_Work to complete:_
Answer these questions about the police statistics passage below, numbering your answers to match.
1. What is the monthly statistical report called?
2. What period is the monthly report compared with?
3. What crimes does the passage give as examples of self-initiated cases?

_Passage:_
_ _ _ _ _

Each month MPD produces what is called the “Consolidated Incident Report.” This is our complete statistical report for all offenses and calls for service for the month. It is compared with the previous year (monthly) and also includes our clearance rate (solvability.) Kudos to the MPD Records Division for cranking this out for us month after month. It is most appreciated and much needed. We use this as a measuring stick, and as a deployment guide for our resources.

While an increase in certain offenses is serious cause for concern……and we work towards stemming those tides as soon as possible…..there are some high numbers that are actually good for the Department and the greater Medford community.

What numbers do I like to see higher than lower? Self-initiated cases by our Officers that have a direct impact on community safety. These are crimes such as DUII, Drug Offenses, and most Weapons Offenses. A community that supports public safety will reap the benefits from quality self-initiated activity. These violators are out there, it just depends on whether you want or can spend the time to find/arrest them. It takes a certain a mount of “non-committed time” to accomplish this, and some agencies don’t have that available to them. It is also a matter of priority and personnel. If you have the personnel to accomplish this, then it has to become a department priority for it to become the norm for that agency.

_ _ _ _ _

_Records from a dataset:_
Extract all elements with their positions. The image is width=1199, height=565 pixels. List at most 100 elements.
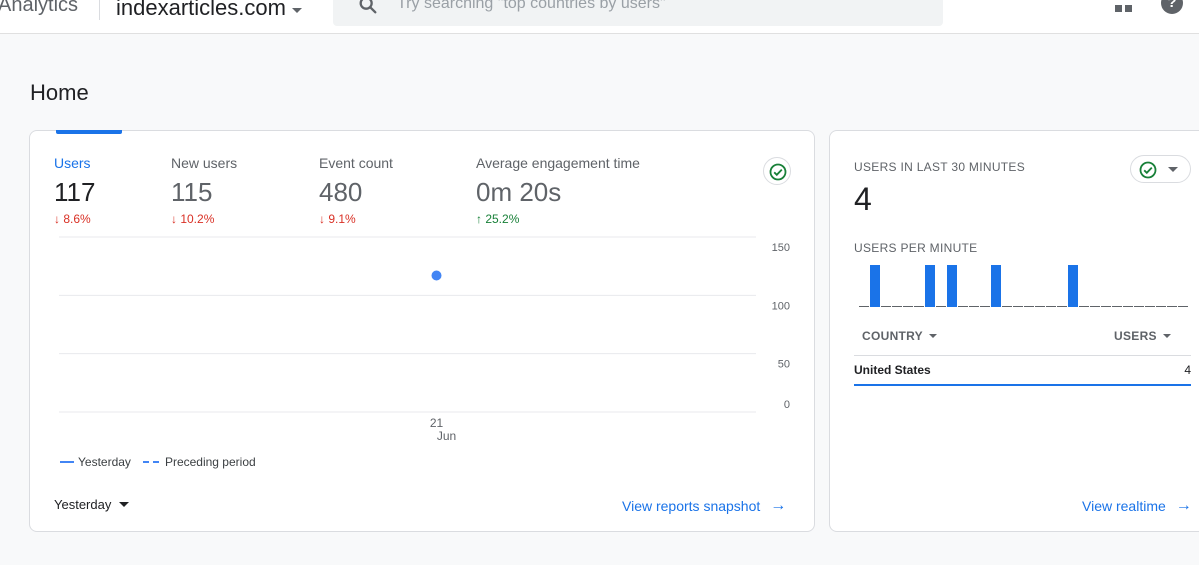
y-tick-label: 0 [784,399,790,411]
minute-bar[interactable] [1090,306,1100,307]
brand-name: Analytics [0,0,79,16]
y-tick-label: 100 [772,300,790,312]
minute-bar[interactable] [1013,306,1023,307]
metric-label: Users [54,155,91,171]
help-icon[interactable]: ? [1161,0,1183,14]
minute-bar[interactable] [1079,306,1089,307]
users-line-chart: 150 100 50 0 21Jun [59,236,790,443]
column-header-country-label: COUNTRY [862,329,923,343]
minute-bar[interactable] [892,306,902,307]
check-circle-icon [769,163,787,181]
minute-bar[interactable] [1178,306,1188,307]
view-realtime-link[interactable]: View realtime → [1082,497,1192,515]
metric-tab-users[interactable]: Users 117 ↓ 8.6% [54,155,95,226]
metric-label: Average engagement time [476,155,640,171]
minute-bar[interactable] [1145,306,1155,307]
legend-label-current: Yesterday [78,455,131,469]
minute-bar[interactable] [1024,306,1034,307]
minute-bar[interactable] [859,306,869,307]
metric-tab-engagement-time[interactable]: Average engagement time 0m 20s ↑ 25.2% [476,155,640,226]
metric-tab-new-users[interactable]: New users 115 ↓ 10.2% [171,155,237,226]
table-row[interactable]: United States 4 [854,363,1191,385]
minute-bar[interactable] [1167,306,1177,307]
row-country: United States [854,363,931,377]
top-bar: Analytics indexarticles.com Try searchin… [0,0,1199,34]
minute-bar[interactable] [881,306,891,307]
minute-bar[interactable] [1156,306,1166,307]
date-range-dropdown[interactable]: Yesterday [54,497,130,512]
minute-bar[interactable] [980,306,990,307]
date-range-label: Yesterday [54,497,112,512]
row-proportion-bar [854,384,1191,386]
minute-bar[interactable] [991,265,1001,307]
search-bar[interactable]: Try searching "top countries by users" [333,0,943,26]
users-per-minute-bar-chart [859,265,1188,307]
minute-bar[interactable] [1046,306,1056,307]
header-divider [99,0,100,20]
chevron-down-icon [1168,167,1178,172]
x-tick-label-day: 21 [430,416,444,430]
minute-bar[interactable] [1057,306,1067,307]
data-point [431,270,442,281]
metric-value: 115 [171,177,213,207]
y-tick-label: 50 [778,359,790,371]
y-tick-label: 150 [772,242,790,254]
caret-down-icon [119,502,130,507]
minute-bar[interactable] [1002,306,1012,307]
metric-tab-event-count[interactable]: Event count 480 ↓ 9.1% [319,155,393,226]
search-placeholder: Try searching "top countries by users" [397,0,666,12]
column-header-users[interactable]: USERS [1114,329,1171,343]
metric-value: 0m 20s [476,177,562,207]
column-header-users-label: USERS [1114,329,1157,343]
realtime-card: USERS IN LAST 30 MINUTES 4 USERS PER MIN… [829,130,1199,532]
view-reports-snapshot-link[interactable]: View reports snapshot → [622,497,786,515]
view-realtime-label: View realtime [1082,498,1166,514]
property-name: indexarticles.com [116,0,286,20]
metric-label: Event count [319,155,393,171]
minute-bar[interactable] [1112,306,1122,307]
check-circle-icon [1139,161,1157,179]
minute-bar[interactable] [870,265,880,307]
minute-bar[interactable] [969,306,979,307]
apps-icon[interactable] [1115,2,1133,12]
property-selector[interactable]: indexarticles.com [116,0,302,21]
view-reports-snapshot-label: View reports snapshot [622,498,761,514]
page-title: Home [30,80,89,105]
metric-change: ↓ 10.2% [171,212,215,226]
metric-label: New users [171,155,238,171]
realtime-quality-dropdown[interactable] [1130,155,1191,183]
legend-label-previous: Preceding period [164,455,256,469]
active-tab-indicator [56,130,122,134]
overview-card: Users 117 ↓ 8.6% New users 115 ↓ 10.2% E… [29,130,815,532]
minute-bar[interactable] [1035,306,1045,307]
realtime-title: USERS IN LAST 30 MINUTES [854,160,1026,174]
minute-bar[interactable] [1123,306,1133,307]
minute-bar[interactable] [936,306,946,307]
metric-change: ↓ 8.6% [54,212,91,226]
caret-down-icon [1162,334,1171,338]
minute-bar[interactable] [903,306,913,307]
metric-value: 117 [54,177,96,207]
column-header-country[interactable]: COUNTRY [862,329,937,343]
minute-bar[interactable] [914,306,924,307]
minute-bar[interactable] [958,306,968,307]
arrow-right-icon: → [1175,497,1192,514]
metric-change: ↑ 25.2% [476,212,520,226]
search-icon [359,0,377,14]
realtime-users-value: 4 [854,181,872,217]
minute-bar[interactable] [1068,265,1078,307]
minute-bar[interactable] [1101,306,1111,307]
metric-value: 480 [319,177,363,207]
legend-swatch-current [60,461,74,463]
metric-change: ↓ 9.1% [319,212,356,226]
minute-bar[interactable] [925,265,935,307]
x-tick-label-month: Jun [437,429,456,443]
row-users-value: 4 [1184,363,1191,377]
minute-bar[interactable] [1134,306,1144,307]
table-header-divider [854,355,1191,356]
chevron-down-icon [291,7,302,13]
data-quality-badge[interactable] [763,157,791,185]
minute-bar[interactable] [947,265,957,307]
arrow-right-icon: → [770,497,787,514]
caret-down-icon [929,334,937,338]
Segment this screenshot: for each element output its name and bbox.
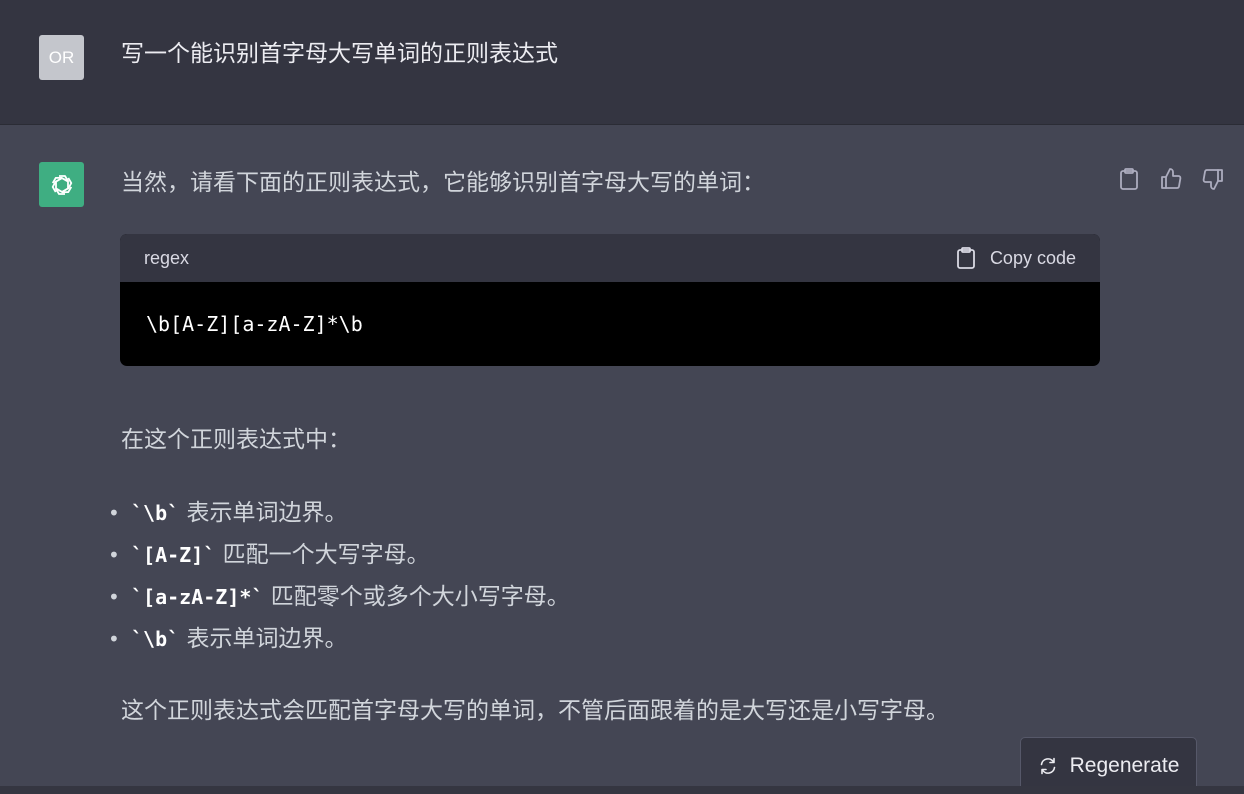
message-actions: [1117, 167, 1225, 191]
clipboard-icon: [957, 247, 975, 269]
assistant-intro-text: 当然，请看下面的正则表达式，它能够识别首字母大写的单词：: [121, 170, 765, 196]
copy-message-button[interactable]: [1117, 167, 1141, 191]
regex-code: \b[A-Z][a-zA-Z]*\b: [146, 312, 363, 336]
thumbs-down-icon: [1202, 169, 1223, 190]
list-item-text: 表示单词边界。: [179, 500, 348, 526]
regenerate-label: Regenerate: [1069, 753, 1180, 777]
list-item-text: 匹配一个大写字母。: [215, 542, 430, 568]
clipboard-icon: [1120, 168, 1138, 190]
code-block-header: regex Copy code: [120, 234, 1100, 282]
chatgpt-logo-icon: [51, 174, 72, 195]
bullet-icon: •: [108, 543, 120, 567]
bullet-icon: •: [108, 627, 120, 651]
thumbs-down-button[interactable]: [1201, 167, 1225, 191]
code-block: regex Copy code \b[A-Z][a-zA-Z]*\b: [120, 234, 1100, 366]
list-item: • `\b` 表示单词边界。: [108, 623, 570, 665]
bottom-edge: [0, 786, 1244, 794]
code-content: \b[A-Z][a-zA-Z]*\b: [120, 282, 1100, 366]
explanation-intro-text: 在这个正则表达式中：: [121, 427, 351, 453]
list-item: • `\b` 表示单词边界。: [108, 497, 570, 539]
user-message-row: OR 写一个能识别首字母大写单词的正则表达式: [0, 0, 1244, 125]
avatar: OR: [39, 35, 84, 80]
copy-code-button[interactable]: Copy code: [956, 246, 1076, 270]
inline-code: `\b`: [131, 501, 180, 525]
bullet-icon: •: [108, 501, 120, 525]
list-item: • `[A-Z]` 匹配一个大写字母。: [108, 539, 570, 581]
inline-code: `\b`: [131, 627, 180, 651]
list-item-text: 匹配零个或多个大小写字母。: [263, 584, 570, 610]
inline-code: `[a-zA-Z]*`: [131, 585, 264, 609]
list-item: • `[a-zA-Z]*` 匹配零个或多个大小写字母。: [108, 581, 570, 623]
thumbs-up-button[interactable]: [1159, 167, 1183, 191]
copy-code-label: Copy code: [989, 247, 1076, 268]
list-item-text: 表示单词边界。: [179, 626, 348, 652]
code-language-label: regex: [144, 247, 190, 268]
user-message-text: 写一个能识别首字母大写单词的正则表达式: [121, 41, 558, 67]
explanation-list: • `\b` 表示单词边界。 • `[A-Z]` 匹配一个大写字母。 • `[a…: [108, 497, 570, 665]
inline-code: `[A-Z]`: [131, 543, 216, 567]
refresh-icon: [1040, 757, 1055, 774]
assistant-avatar: [39, 162, 84, 207]
summary-text: 这个正则表达式会匹配首字母大写的单词，不管后面跟着的是大写还是小写字母。: [121, 698, 949, 724]
thumbs-up-icon: [1161, 168, 1182, 189]
assistant-message-row: 当然，请看下面的正则表达式，它能够识别首字母大写的单词： regex Copy …: [0, 125, 1244, 794]
bullet-icon: •: [108, 585, 120, 609]
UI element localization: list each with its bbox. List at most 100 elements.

_ _ _ _ _

_Written answer:_
1. The Consolidated Incident Report.
2. The previous year (monthly).
3. DUII, drug offenses, and most weapons offenses.